Putin promotes Russian escalation in annual speech
“Russia suspends its participation in the New Start treaty,” announced the Kremlin leader in his state of the nation address. As usual, he blamed the West.
New Start is the last remaining nuclear arms control treaty between Russia and America. It limits the nuclear arsenals of the two countries.
The Russian president announced that he had signed a decree on “putting new ground-based strategic complexes on combat standby duty”.
He warned that Russia was ready to resume nuclear weapons testing.
“Of course, we will not do it first,” President Putin added. “But if the US conducts tests, we will do it as well.”
New Start had been in trouble. Last month, Washington had accused Moscow of violating the agreement by refusing to allow inspection activities on its territory.
Moscow’s suspension of its participation in the treaty raises the stakes.

* Information supplied:
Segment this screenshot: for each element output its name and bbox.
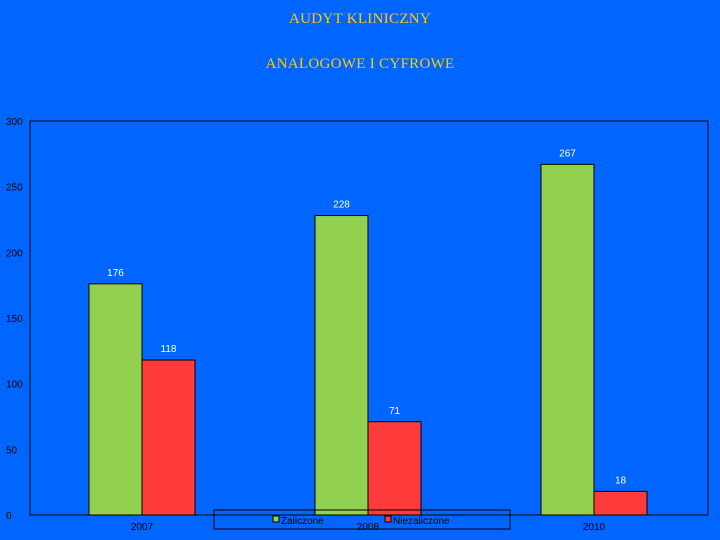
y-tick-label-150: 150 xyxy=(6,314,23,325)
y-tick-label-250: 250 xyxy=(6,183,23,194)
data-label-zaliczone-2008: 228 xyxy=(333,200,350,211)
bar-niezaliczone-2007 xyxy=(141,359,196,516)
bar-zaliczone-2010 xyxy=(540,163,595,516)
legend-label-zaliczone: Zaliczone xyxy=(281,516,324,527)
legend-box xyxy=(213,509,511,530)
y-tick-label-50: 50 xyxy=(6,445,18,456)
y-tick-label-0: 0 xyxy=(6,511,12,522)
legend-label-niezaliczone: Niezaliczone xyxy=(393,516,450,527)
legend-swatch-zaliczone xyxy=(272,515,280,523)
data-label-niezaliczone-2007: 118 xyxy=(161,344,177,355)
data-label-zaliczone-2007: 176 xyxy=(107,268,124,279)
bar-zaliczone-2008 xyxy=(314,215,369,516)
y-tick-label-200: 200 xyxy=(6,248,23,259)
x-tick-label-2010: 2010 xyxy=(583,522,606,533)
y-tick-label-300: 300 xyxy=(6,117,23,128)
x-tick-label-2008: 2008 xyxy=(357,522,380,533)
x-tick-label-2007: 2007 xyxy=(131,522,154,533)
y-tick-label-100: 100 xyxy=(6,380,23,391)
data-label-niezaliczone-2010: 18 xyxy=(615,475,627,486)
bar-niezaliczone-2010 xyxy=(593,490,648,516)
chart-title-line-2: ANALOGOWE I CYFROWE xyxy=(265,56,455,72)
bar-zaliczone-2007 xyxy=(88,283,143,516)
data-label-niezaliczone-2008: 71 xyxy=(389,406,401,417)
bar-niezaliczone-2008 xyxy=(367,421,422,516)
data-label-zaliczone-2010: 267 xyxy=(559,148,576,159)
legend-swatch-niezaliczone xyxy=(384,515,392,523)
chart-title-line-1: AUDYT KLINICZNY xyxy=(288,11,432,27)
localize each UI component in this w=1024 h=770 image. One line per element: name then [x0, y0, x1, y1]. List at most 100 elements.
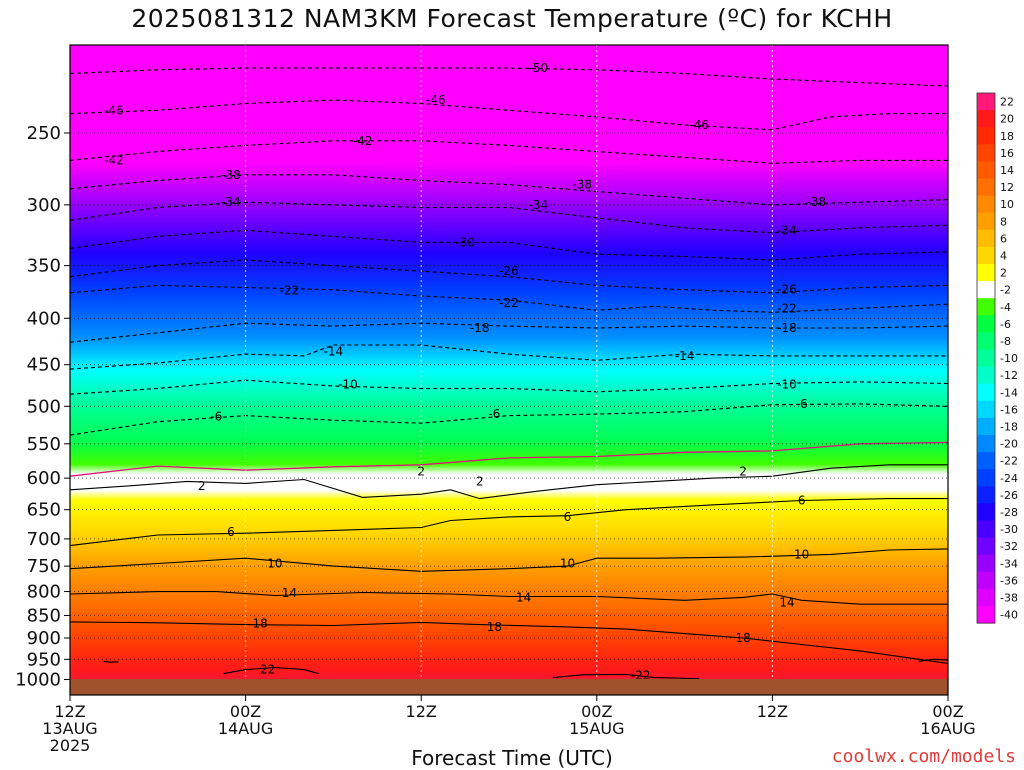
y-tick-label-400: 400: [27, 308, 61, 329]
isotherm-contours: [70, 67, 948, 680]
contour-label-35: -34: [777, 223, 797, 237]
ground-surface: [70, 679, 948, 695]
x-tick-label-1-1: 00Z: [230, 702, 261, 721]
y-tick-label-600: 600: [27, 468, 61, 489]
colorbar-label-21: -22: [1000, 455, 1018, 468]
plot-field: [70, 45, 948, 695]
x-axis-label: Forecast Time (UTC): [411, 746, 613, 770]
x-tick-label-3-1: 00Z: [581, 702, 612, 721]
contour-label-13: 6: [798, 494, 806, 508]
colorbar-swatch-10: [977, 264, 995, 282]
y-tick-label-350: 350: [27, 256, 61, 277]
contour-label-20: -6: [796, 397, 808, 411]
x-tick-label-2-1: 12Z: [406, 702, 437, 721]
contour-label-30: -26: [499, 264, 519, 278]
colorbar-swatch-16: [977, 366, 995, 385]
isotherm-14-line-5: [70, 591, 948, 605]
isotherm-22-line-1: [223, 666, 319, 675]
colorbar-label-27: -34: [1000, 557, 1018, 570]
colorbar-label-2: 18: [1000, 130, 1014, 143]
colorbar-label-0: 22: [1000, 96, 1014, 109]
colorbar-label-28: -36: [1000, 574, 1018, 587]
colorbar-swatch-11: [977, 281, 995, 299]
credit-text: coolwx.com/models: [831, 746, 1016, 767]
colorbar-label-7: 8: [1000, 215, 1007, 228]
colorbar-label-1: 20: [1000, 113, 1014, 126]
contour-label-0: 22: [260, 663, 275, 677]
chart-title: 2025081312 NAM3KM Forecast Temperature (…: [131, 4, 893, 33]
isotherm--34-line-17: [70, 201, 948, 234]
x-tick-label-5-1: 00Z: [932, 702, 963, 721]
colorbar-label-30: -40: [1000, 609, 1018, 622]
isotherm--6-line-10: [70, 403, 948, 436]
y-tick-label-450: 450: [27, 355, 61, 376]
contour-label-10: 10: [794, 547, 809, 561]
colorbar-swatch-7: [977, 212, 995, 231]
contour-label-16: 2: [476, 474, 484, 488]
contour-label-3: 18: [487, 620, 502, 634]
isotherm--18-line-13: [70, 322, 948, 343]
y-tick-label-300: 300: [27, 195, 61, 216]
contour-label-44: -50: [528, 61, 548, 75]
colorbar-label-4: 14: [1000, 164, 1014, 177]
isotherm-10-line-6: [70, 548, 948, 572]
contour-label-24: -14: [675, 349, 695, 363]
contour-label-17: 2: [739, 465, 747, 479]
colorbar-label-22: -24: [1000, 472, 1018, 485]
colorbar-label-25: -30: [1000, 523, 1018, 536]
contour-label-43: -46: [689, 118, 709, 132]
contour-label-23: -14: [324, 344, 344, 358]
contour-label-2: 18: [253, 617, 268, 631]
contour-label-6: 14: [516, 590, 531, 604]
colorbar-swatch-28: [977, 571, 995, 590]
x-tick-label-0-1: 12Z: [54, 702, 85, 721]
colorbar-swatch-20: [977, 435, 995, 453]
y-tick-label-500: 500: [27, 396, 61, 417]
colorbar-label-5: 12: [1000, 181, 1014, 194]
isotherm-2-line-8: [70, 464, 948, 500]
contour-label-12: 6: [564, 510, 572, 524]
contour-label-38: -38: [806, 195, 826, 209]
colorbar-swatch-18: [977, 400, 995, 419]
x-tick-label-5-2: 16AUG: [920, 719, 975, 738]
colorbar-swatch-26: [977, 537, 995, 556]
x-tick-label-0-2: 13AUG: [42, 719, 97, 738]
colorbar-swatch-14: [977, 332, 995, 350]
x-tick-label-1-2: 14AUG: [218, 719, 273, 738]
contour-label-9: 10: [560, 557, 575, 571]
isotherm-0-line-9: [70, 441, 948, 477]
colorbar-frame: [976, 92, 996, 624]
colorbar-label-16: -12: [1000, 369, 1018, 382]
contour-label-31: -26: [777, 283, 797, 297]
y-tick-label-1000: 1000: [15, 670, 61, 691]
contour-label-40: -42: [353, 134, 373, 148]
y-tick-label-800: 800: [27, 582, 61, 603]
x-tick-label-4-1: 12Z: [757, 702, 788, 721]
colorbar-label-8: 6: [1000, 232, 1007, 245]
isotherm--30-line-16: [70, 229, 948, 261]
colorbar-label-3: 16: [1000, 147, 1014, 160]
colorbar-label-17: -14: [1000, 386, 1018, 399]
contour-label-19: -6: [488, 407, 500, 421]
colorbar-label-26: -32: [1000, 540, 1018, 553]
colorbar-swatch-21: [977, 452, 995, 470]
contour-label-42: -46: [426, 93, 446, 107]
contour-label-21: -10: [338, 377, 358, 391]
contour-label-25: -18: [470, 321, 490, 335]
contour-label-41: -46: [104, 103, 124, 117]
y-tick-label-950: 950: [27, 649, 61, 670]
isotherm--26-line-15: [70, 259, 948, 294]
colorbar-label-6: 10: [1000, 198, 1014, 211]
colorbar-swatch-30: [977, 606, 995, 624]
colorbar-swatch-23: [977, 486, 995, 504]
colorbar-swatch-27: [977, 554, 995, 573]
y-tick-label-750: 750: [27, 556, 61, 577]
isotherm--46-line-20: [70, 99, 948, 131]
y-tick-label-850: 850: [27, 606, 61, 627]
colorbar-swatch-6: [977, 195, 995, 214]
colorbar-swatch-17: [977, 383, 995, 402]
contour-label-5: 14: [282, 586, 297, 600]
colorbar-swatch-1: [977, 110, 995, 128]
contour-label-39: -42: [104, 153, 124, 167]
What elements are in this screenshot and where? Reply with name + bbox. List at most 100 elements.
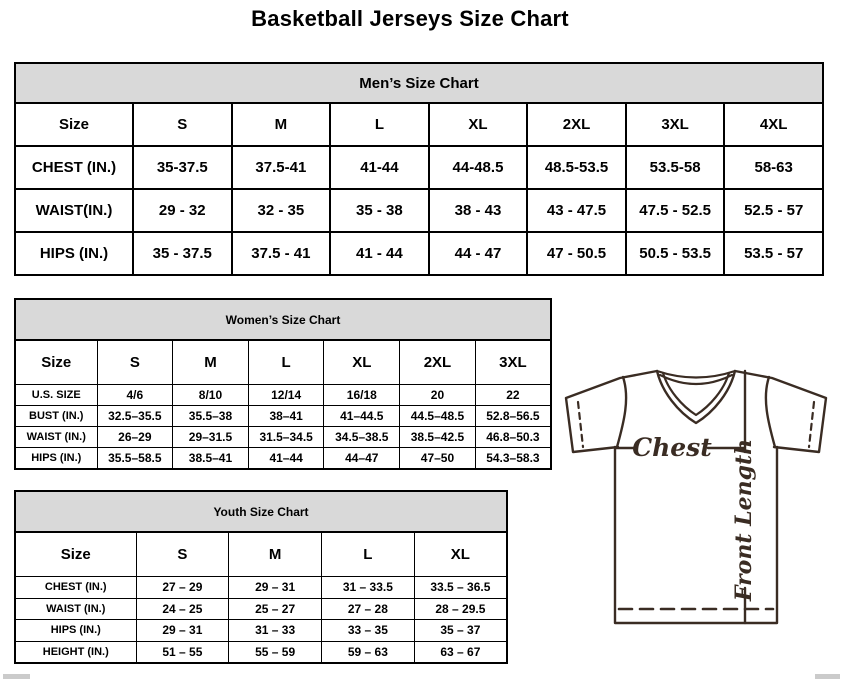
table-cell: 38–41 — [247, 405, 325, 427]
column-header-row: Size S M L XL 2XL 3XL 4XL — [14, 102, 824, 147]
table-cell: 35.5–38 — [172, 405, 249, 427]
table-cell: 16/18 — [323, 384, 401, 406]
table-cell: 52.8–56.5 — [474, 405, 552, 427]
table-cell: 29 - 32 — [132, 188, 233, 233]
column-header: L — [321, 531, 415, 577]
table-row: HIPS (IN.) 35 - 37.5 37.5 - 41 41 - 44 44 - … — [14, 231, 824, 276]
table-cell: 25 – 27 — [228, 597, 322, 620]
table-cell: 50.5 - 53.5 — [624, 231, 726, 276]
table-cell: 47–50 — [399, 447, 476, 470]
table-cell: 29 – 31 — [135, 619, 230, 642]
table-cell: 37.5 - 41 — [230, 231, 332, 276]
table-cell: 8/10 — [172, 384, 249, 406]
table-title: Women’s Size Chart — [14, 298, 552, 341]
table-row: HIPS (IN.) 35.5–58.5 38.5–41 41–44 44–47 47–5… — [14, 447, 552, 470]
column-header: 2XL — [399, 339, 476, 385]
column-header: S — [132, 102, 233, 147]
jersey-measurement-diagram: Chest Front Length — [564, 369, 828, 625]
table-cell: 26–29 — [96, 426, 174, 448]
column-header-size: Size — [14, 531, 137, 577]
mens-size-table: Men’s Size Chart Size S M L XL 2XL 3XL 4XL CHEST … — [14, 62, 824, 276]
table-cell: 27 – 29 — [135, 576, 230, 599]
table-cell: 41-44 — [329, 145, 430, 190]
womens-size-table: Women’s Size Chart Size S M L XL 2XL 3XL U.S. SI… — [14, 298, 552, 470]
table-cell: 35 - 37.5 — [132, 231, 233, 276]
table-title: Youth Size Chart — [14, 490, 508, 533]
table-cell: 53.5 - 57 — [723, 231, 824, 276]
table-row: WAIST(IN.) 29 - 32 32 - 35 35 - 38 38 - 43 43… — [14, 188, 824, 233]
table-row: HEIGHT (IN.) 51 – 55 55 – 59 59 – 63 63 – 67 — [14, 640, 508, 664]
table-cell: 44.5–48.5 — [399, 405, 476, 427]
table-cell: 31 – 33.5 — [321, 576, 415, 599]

* Tasks for this exercise:
A: Reproduce the passage of the article on Putin's speech from "Putin promotes Russian" up to and including "on its territory.".
B: In the first block of entries, transcribe the lines from the line with "y-tick-label-150: 150 xyxy=(6,314,23,325)" up to and including the line with "x-tick-label-2008: 2008 xyxy=(357,522,380,533)".

* Results:
A:
Putin promotes Russian escalation in annual speech
“Russia suspends its participation in the New Start treaty,” announced the Kremlin leader in his state of the nation address. As usual, he blamed the West.
New Start is the last remaining nuclear arms control treaty between Russia and America. It limits the nuclear arsenals of the two countries.
The Russian president announced that he had signed a decree on “putting new ground-based strategic complexes on combat standby duty”.
He warned that Russia was ready to resume nuclear weapons testing.
“Of course, we will not do it first,” President Putin added. “But if the US conducts tests, we will do it as well.”
New Start had been in trouble. Last month, Washington had accused Moscow of violating the agreement by refusing to allow inspection activities on its territory.

B:
y-tick-label-150: 150 xyxy=(6,314,23,325)
y-tick-label-250: 250 xyxy=(6,183,23,194)
data-label-zaliczone-2008: 228 xyxy=(333,200,350,211)
bar-niezaliczone-2007 xyxy=(141,359,196,516)
bar-zaliczone-2010 xyxy=(540,163,595,516)
legend-label-zaliczone: Zaliczone xyxy=(281,516,324,527)
legend-box xyxy=(213,509,511,530)
y-tick-label-50: 50 xyxy=(6,445,18,456)
y-tick-label-0: 0 xyxy=(6,511,12,522)
legend-label-niezaliczone: Niezaliczone xyxy=(393,516,450,527)
legend-swatch-zaliczone xyxy=(272,515,280,523)
data-label-niezaliczone-2007: 118 xyxy=(161,344,177,355)
data-label-zaliczone-2007: 176 xyxy=(107,268,124,279)
bar-zaliczone-2008 xyxy=(314,215,369,516)
y-tick-label-200: 200 xyxy=(6,248,23,259)
x-tick-label-2010: 2010 xyxy=(583,522,606,533)
y-tick-label-300: 300 xyxy=(6,117,23,128)
x-tick-label-2008: 2008 xyxy=(357,522,380,533)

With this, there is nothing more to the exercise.